--- begin Supplied data ---

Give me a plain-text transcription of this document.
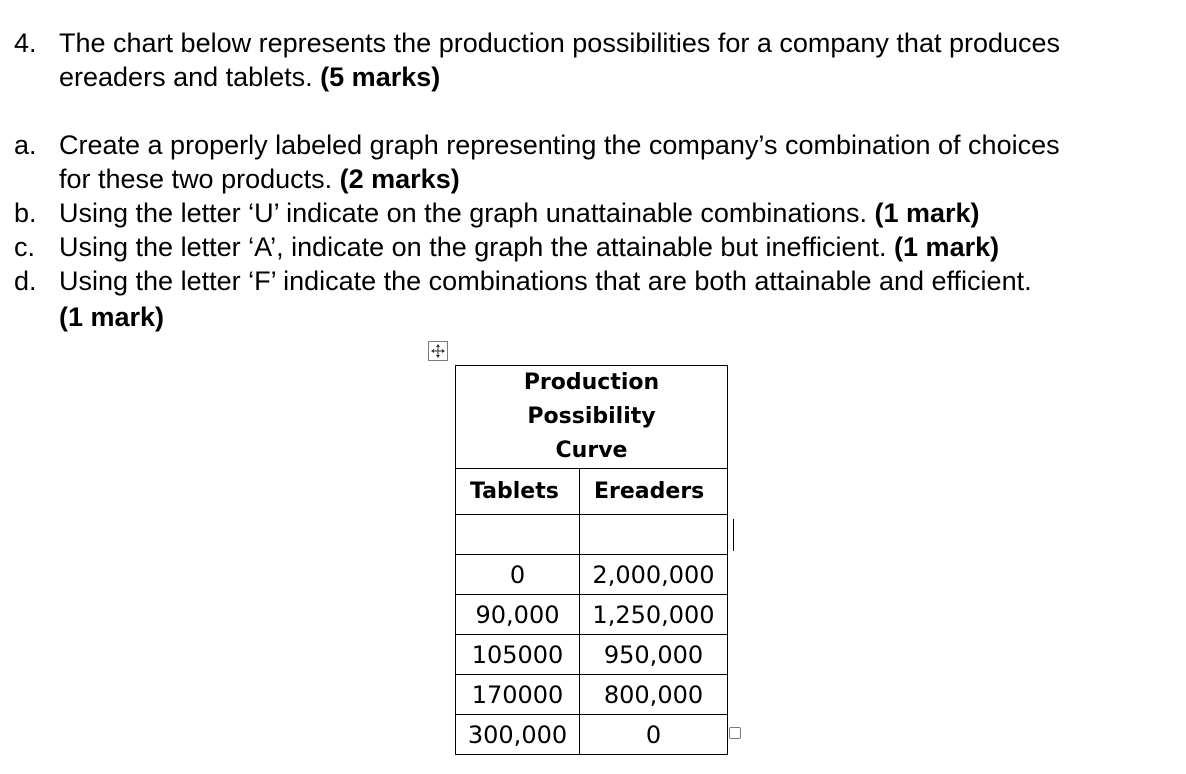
4. The chart below represents the production possibilities for a company that produces
ereaders and tablets. (5 marks)
a. Create a properly labeled graph representing the company’s combination of choices
for these two products. (2 marks)
b. Using the letter ‘U’ indicate on the graph unattainable combinations. (1 mark)
c. Using the letter ‘A’, indicate on the graph the attainable but inefficient. (1 mark)
d. Using the letter ‘F’ indicate the combinations that are both attainable and efficient.
(1 mark)
Production Possibility
Curve	

Tablets	Ereaders

0	2,000,000
90,000	1,250,000
105000	950,000
170000	800,000
300,000	0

--- end Supplied data ---

### Description of the task
List all lines where "that" occurs.

### Answer to the exercise
4. The chart below represents the production possibilities for a company that produces
d. Using the letter ‘F’ indicate the combinations that are both attainable and efficient.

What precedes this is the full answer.